Copy out each line that mentions the word "Outstanding".

-- START Data entries --

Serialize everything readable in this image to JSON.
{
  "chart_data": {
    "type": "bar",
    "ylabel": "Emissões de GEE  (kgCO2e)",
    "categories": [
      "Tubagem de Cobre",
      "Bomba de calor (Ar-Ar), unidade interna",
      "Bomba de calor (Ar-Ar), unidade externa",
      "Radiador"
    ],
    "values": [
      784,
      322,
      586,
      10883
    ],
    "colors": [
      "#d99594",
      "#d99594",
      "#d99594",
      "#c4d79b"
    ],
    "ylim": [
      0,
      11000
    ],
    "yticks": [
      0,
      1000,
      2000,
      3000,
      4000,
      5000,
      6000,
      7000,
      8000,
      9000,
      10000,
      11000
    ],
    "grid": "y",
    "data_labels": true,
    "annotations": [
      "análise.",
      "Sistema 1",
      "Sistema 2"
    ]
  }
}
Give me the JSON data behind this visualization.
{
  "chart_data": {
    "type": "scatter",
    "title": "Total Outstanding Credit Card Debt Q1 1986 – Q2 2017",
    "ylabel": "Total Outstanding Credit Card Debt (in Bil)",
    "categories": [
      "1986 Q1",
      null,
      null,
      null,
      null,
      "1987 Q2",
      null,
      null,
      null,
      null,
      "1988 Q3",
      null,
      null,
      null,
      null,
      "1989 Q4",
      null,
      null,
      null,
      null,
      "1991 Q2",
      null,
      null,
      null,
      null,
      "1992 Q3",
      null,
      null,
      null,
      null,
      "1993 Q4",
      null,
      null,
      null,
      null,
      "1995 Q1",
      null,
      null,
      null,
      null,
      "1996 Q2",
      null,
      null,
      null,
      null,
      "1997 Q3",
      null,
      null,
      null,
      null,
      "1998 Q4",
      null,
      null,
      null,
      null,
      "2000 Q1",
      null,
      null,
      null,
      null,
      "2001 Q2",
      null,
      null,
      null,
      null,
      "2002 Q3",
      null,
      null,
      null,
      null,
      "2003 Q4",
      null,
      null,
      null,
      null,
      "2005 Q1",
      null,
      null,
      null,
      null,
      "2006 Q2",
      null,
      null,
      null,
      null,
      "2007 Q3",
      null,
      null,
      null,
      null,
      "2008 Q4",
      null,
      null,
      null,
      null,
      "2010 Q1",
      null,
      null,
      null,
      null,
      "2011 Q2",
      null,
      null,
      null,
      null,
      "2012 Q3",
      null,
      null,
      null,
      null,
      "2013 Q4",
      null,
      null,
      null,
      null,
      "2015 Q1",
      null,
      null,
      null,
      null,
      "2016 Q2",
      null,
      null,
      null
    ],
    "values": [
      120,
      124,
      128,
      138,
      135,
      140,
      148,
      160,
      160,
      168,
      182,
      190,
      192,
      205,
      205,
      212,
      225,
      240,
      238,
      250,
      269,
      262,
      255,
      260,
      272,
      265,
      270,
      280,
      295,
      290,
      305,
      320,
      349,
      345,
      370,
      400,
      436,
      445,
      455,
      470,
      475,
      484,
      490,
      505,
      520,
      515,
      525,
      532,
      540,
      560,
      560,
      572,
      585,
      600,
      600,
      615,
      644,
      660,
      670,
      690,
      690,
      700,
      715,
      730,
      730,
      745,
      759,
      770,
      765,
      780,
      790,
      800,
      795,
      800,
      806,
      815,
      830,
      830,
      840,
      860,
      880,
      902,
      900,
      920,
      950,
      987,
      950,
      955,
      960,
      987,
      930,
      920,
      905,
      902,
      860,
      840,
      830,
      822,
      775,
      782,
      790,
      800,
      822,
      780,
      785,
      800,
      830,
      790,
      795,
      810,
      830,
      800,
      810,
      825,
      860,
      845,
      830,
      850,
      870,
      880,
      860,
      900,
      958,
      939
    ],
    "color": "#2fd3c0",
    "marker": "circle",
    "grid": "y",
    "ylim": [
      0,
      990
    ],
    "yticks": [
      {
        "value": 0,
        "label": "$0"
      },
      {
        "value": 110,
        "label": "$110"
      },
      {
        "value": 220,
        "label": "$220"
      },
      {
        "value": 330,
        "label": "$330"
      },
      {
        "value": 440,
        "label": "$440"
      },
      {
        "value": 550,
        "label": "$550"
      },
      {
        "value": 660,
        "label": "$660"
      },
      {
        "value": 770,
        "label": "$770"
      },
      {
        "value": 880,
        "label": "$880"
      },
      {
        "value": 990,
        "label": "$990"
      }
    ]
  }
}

-- END Data entries --

> _Output below_:
    "title": "Total Outstanding Credit Card Debt Q1 1986 – Q2 2017",
    "ylabel": "Total Outstanding Credit Card Debt (in Bil)",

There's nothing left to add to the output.